**RECORDS PROVIDED**

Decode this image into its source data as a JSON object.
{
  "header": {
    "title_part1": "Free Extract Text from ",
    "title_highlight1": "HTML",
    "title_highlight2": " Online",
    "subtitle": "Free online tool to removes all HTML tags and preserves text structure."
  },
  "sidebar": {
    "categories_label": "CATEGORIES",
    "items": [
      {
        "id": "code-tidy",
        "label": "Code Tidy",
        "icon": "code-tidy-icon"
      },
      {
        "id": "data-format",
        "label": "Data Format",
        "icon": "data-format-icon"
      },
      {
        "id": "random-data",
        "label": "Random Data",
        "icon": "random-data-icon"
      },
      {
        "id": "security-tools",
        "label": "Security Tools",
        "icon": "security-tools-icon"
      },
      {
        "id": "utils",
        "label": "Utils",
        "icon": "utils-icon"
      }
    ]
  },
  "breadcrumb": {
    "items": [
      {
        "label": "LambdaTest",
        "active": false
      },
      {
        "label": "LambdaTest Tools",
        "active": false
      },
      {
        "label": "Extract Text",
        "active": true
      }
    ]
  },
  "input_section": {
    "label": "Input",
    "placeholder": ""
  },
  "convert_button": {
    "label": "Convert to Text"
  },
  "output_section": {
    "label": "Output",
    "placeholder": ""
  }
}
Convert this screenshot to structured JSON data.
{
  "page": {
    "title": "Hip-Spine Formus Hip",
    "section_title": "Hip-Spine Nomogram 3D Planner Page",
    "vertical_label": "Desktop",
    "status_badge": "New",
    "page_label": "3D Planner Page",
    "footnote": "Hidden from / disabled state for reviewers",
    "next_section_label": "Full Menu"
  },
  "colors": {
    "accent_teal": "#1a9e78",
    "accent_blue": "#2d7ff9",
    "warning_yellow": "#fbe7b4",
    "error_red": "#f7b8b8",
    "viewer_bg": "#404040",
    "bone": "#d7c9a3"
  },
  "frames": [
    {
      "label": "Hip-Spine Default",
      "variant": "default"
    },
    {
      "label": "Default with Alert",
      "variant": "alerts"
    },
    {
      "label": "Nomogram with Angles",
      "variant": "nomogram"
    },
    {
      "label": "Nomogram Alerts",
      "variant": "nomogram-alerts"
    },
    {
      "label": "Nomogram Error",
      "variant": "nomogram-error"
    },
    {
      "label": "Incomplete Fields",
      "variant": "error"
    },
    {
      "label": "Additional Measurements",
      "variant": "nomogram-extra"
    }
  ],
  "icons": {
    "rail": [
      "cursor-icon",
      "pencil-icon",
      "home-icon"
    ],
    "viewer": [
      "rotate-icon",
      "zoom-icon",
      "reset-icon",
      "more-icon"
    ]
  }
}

**TASK OBJECTIVE**
Extract all of the material exactly as it is written.

**TASK RESPONSE**
Decode this image into its source data as a JSON object.
{
  "header": {
    "title_part1": "Free Extract Text from ",
    "title_highlight1": "HTML",
    "title_highlight2": " Online",
    "subtitle": "Free online tool to removes all HTML tags and preserves text structure."
  },
  "sidebar": {
    "categories_label": "CATEGORIES",
    "items": [
      {
        "id": "code-tidy",
        "label": "Code Tidy",
        "icon": "code-tidy-icon"
      },
      {
        "id": "data-format",
        "label": "Data Format",
        "icon": "data-format-icon"
      },
      {
        "id": "random-data",
        "label": "Random Data",
        "icon": "random-data-icon"
      },
      {
        "id": "security-tools",
        "label": "Security Tools",
        "icon": "security-tools-icon"
      },
      {
        "id": "utils",
        "label": "Utils",
        "icon": "utils-icon"
      }
    ]
  },
  "breadcrumb": {
    "items": [
      {
        "label": "LambdaTest",
        "active": false
      },
      {
        "label": "LambdaTest Tools",
        "active": false
      },
      {
        "label": "Extract Text",
        "active": true
      }
    ]
  },
  "input_section": {
    "label": "Input",
    "placeholder": ""
  },
  "convert_button": {
    "label": "Convert to Text"
  },
  "output_section": {
    "label": "Output",
    "placeholder": ""
  }
}
Convert this screenshot to structured JSON data.
{
  "page": {
    "title": "Hip-Spine Formus Hip",
    "section_title": "Hip-Spine Nomogram 3D Planner Page",
    "vertical_label": "Desktop",
    "status_badge": "New",
    "page_label": "3D Planner Page",
    "footnote": "Hidden from / disabled state for reviewers",
    "next_section_label": "Full Menu"
  },
  "colors": {
    "accent_teal": "#1a9e78",
    "accent_blue": "#2d7ff9",
    "warning_yellow": "#fbe7b4",
    "error_red": "#f7b8b8",
    "viewer_bg": "#404040",
    "bone": "#d7c9a3"
  },
  "frames": [
    {
      "label": "Hip-Spine Default",
      "variant": "default"
    },
    {
      "label": "Default with Alert",
      "variant": "alerts"
    },
    {
      "label": "Nomogram with Angles",
      "variant": "nomogram"
    },
    {
      "label": "Nomogram Alerts",
      "variant": "nomogram-alerts"
    },
    {
      "label": "Nomogram Error",
      "variant": "nomogram-error"
    },
    {
      "label": "Incomplete Fields",
      "variant": "error"
    },
    {
      "label": "Additional Measurements",
      "variant": "nomogram-extra"
    }
  ],
  "icons": {
    "rail": [
      "cursor-icon",
      "pencil-icon",
      "home-icon"
    ],
    "viewer": [
      "rotate-icon",
      "zoom-icon",
      "reset-icon",
      "more-icon"
    ]
  }
}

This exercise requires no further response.